* Task description:
From the listing that follows, extract every line and set it down unaltered.

* Entries shown:
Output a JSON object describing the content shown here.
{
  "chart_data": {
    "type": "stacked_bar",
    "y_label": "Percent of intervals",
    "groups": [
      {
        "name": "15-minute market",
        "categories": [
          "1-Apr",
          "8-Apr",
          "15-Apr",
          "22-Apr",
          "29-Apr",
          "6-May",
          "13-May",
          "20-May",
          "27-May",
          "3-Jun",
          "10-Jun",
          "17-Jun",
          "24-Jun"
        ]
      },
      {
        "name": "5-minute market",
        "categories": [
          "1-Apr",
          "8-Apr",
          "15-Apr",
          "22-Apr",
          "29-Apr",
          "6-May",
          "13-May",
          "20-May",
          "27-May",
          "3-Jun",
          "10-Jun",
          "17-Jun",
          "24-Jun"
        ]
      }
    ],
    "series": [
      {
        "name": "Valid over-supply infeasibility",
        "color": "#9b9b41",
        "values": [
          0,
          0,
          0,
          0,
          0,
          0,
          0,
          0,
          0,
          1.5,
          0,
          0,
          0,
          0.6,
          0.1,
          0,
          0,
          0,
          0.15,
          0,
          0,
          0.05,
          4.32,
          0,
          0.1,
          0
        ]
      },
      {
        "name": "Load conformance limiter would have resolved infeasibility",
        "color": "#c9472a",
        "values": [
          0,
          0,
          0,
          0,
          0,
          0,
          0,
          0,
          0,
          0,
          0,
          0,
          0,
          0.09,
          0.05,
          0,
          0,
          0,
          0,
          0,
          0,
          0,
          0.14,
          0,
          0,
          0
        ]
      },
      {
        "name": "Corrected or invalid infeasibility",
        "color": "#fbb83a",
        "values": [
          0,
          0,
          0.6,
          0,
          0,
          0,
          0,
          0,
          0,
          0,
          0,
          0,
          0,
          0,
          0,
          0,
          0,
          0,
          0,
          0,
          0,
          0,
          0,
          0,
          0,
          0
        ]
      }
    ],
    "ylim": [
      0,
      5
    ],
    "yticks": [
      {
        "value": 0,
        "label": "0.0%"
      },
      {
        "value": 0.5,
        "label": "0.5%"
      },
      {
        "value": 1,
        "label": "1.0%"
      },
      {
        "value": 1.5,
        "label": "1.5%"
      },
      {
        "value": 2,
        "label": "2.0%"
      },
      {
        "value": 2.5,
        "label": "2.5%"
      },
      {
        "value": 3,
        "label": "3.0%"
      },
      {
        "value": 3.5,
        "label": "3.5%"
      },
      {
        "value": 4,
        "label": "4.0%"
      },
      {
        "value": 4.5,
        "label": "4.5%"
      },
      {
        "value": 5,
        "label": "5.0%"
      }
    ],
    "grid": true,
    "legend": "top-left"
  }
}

* Result of this task:
Output a JSON object describing the content shown here.
{
  "chart_data": {
    "type": "stacked_bar",
    "y_label": "Percent of intervals",
    "groups": [
      {
        "name": "15-minute market",
        "categories": [
          "1-Apr",
          "8-Apr",
          "15-Apr",
          "22-Apr",
          "29-Apr",
          "6-May",
          "13-May",
          "20-May",
          "27-May",
          "3-Jun",
          "10-Jun",
          "17-Jun",
          "24-Jun"
        ]
      },
      {
        "name": "5-minute market",
        "categories": [
          "1-Apr",
          "8-Apr",
          "15-Apr",
          "22-Apr",
          "29-Apr",
          "6-May",
          "13-May",
          "20-May",
          "27-May",
          "3-Jun",
          "10-Jun",
          "17-Jun",
          "24-Jun"
        ]
      }
    ],
    "series": [
      {
        "name": "Valid over-supply infeasibility",
        "color": "#9b9b41",
        "values": [
          0,
          0,
          0,
          0,
          0,
          0,
          0,
          0,
          0,
          1.5,
          0,
          0,
          0,
          0.6,
          0.1,
          0,
          0,
          0,
          0.15,
          0,
          0,
          0.05,
          4.32,
          0,
          0.1,
          0
        ]
      },
      {
        "name": "Load conformance limiter would have resolved infeasibility",
        "color": "#c9472a",
        "values": [
          0,
          0,
          0,
          0,
          0,
          0,
          0,
          0,
          0,
          0,
          0,
          0,
          0,
          0.09,
          0.05,
          0,
          0,
          0,
          0,
          0,
          0,
          0,
          0.14,
          0,
          0,
          0
        ]
      },
      {
        "name": "Corrected or invalid infeasibility",
        "color": "#fbb83a",
        "values": [
          0,
          0,
          0.6,
          0,
          0,
          0,
          0,
          0,
          0,
          0,
          0,
          0,
          0,
          0,
          0,
          0,
          0,
          0,
          0,
          0,
          0,
          0,
          0,
          0,
          0,
          0
        ]
      }
    ],
    "ylim": [
      0,
      5
    ],
    "yticks": [
      {
        "value": 0,
        "label": "0.0%"
      },
      {
        "value": 0.5,
        "label": "0.5%"
      },
      {
        "value": 1,
        "label": "1.0%"
      },
      {
        "value": 1.5,
        "label": "1.5%"
      },
      {
        "value": 2,
        "label": "2.0%"
      },
      {
        "value": 2.5,
        "label": "2.5%"
      },
      {
        "value": 3,
        "label": "3.0%"
      },
      {
        "value": 3.5,
        "label": "3.5%"
      },
      {
        "value": 4,
        "label": "4.0%"
      },
      {
        "value": 4.5,
        "label": "4.5%"
      },
      {
        "value": 5,
        "label": "5.0%"
      }
    ],
    "grid": true,
    "legend": "top-left"
  }
}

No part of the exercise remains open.